--- EXERCISE ---
Repeat the records below line for line with no changes. Leave the pictures out of your answer.

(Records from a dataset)
· · ·
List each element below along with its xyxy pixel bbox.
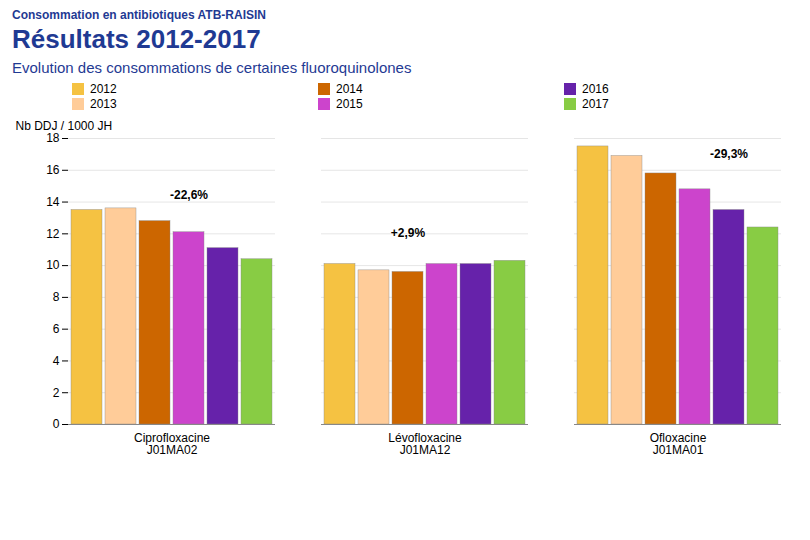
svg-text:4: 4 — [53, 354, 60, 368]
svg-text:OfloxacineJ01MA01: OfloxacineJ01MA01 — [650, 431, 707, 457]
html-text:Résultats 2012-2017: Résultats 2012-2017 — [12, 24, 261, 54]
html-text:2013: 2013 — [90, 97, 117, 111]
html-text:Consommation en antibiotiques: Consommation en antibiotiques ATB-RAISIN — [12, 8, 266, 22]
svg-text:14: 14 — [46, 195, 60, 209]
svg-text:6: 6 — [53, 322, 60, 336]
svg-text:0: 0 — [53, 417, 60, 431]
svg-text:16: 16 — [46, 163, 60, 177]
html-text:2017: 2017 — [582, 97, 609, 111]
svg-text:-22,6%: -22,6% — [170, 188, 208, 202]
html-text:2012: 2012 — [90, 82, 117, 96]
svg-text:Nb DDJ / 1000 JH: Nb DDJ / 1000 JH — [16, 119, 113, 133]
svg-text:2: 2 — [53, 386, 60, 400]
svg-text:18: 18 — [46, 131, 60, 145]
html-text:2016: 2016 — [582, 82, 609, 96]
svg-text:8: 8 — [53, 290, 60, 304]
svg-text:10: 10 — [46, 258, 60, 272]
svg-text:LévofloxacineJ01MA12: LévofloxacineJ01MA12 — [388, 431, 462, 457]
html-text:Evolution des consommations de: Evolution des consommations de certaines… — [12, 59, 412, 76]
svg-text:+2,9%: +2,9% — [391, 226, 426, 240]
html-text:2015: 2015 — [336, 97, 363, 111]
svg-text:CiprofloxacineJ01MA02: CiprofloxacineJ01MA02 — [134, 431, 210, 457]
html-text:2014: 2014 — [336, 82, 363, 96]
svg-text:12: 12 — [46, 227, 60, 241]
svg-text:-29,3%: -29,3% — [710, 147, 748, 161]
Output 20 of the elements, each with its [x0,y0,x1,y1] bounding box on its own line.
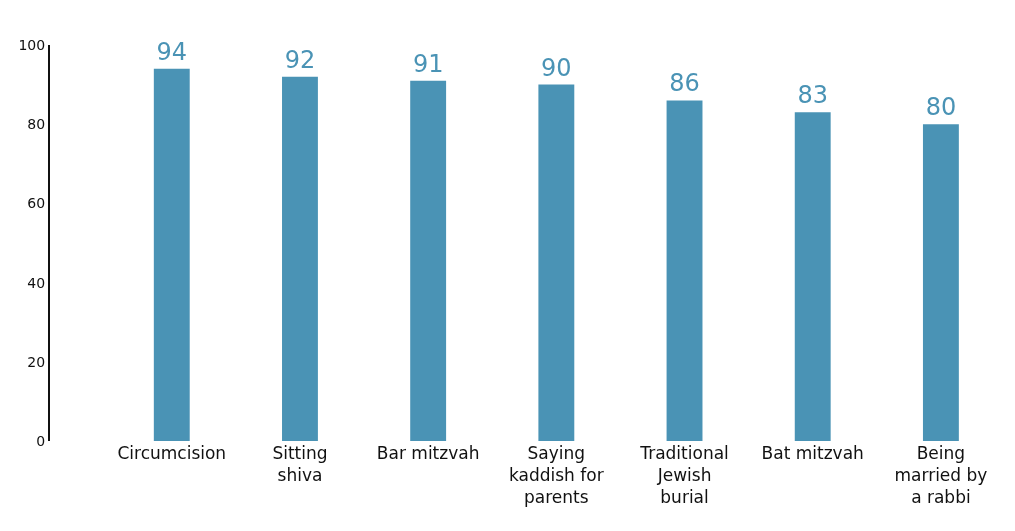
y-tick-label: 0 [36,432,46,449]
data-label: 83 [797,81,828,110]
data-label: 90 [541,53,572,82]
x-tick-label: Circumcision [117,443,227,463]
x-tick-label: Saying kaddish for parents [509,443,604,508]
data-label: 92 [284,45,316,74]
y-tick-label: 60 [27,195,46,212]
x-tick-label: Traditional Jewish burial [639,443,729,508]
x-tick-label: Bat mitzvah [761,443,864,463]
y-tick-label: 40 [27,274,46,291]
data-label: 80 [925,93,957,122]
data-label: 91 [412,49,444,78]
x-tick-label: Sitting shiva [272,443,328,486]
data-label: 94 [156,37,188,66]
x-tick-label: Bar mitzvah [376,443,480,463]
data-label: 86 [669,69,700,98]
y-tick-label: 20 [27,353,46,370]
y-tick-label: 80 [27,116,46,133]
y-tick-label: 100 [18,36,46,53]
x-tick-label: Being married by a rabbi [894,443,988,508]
· · ·
--- WRITTEN REPLY ---
List each element below along with its xyxy pixel bbox.
svg-text:4: 4 — [53, 354, 60, 368]
svg-text:OfloxacineJ01MA01: OfloxacineJ01MA01 — [650, 431, 707, 457]
html-text:Résultats 2012-2017: Résultats 2012-2017 — [12, 24, 261, 54]
html-text:2013: 2013 — [90, 97, 117, 111]
html-text:Consommation en antibiotiques: Consommation en antibiotiques ATB-RAISIN — [12, 8, 266, 22]
svg-text:14: 14 — [46, 195, 60, 209]
svg-text:6: 6 — [53, 322, 60, 336]
svg-text:0: 0 — [53, 417, 60, 431]
svg-text:16: 16 — [46, 163, 60, 177]
html-text:2017: 2017 — [582, 97, 609, 111]
svg-text:-22,6%: -22,6% — [170, 188, 208, 202]
html-text:2012: 2012 — [90, 82, 117, 96]
svg-text:Nb DDJ / 1000 JH: Nb DDJ / 1000 JH — [16, 119, 113, 133]
svg-text:2: 2 — [53, 386, 60, 400]
svg-text:18: 18 — [46, 131, 60, 145]
html-text:2016: 2016 — [582, 82, 609, 96]
svg-text:8: 8 — [53, 290, 60, 304]
svg-text:10: 10 — [46, 258, 60, 272]
svg-text:LévofloxacineJ01MA12: LévofloxacineJ01MA12 — [388, 431, 462, 457]
html-text:Evolution des consommations de: Evolution des consommations de certaines… — [12, 59, 412, 76]
svg-text:+2,9%: +2,9% — [391, 226, 426, 240]
html-text:2015: 2015 — [336, 97, 363, 111]
svg-text:CiprofloxacineJ01MA02: CiprofloxacineJ01MA02 — [134, 431, 210, 457]
html-text:2014: 2014 — [336, 82, 363, 96]
svg-text:12: 12 — [46, 227, 60, 241]
svg-text:-29,3%: -29,3% — [710, 147, 748, 161]
Output 20 of the elements, each with its [x0,y0,x1,y1] bounding box on its own line.
y-tick-label: 0 [36,432,46,449]
data-label: 83 [797,81,828,110]
data-label: 90 [541,53,572,82]
x-tick-label: Circumcision [117,443,227,463]
x-tick-label: Saying kaddish for parents [509,443,604,508]
data-label: 92 [284,45,316,74]
y-tick-label: 60 [27,195,46,212]
x-tick-label: Traditional Jewish burial [639,443,729,508]
x-tick-label: Bat mitzvah [761,443,864,463]
y-tick-label: 40 [27,274,46,291]
data-label: 80 [925,93,957,122]
data-label: 91 [412,49,444,78]
x-tick-label: Sitting shiva [272,443,328,486]
data-label: 94 [156,37,188,66]
x-tick-label: Bar mitzvah [376,443,480,463]
data-label: 86 [669,69,700,98]
y-tick-label: 20 [27,353,46,370]
y-tick-label: 80 [27,116,46,133]
y-tick-label: 100 [18,36,46,53]
x-tick-label: Being married by a rabbi [894,443,988,508]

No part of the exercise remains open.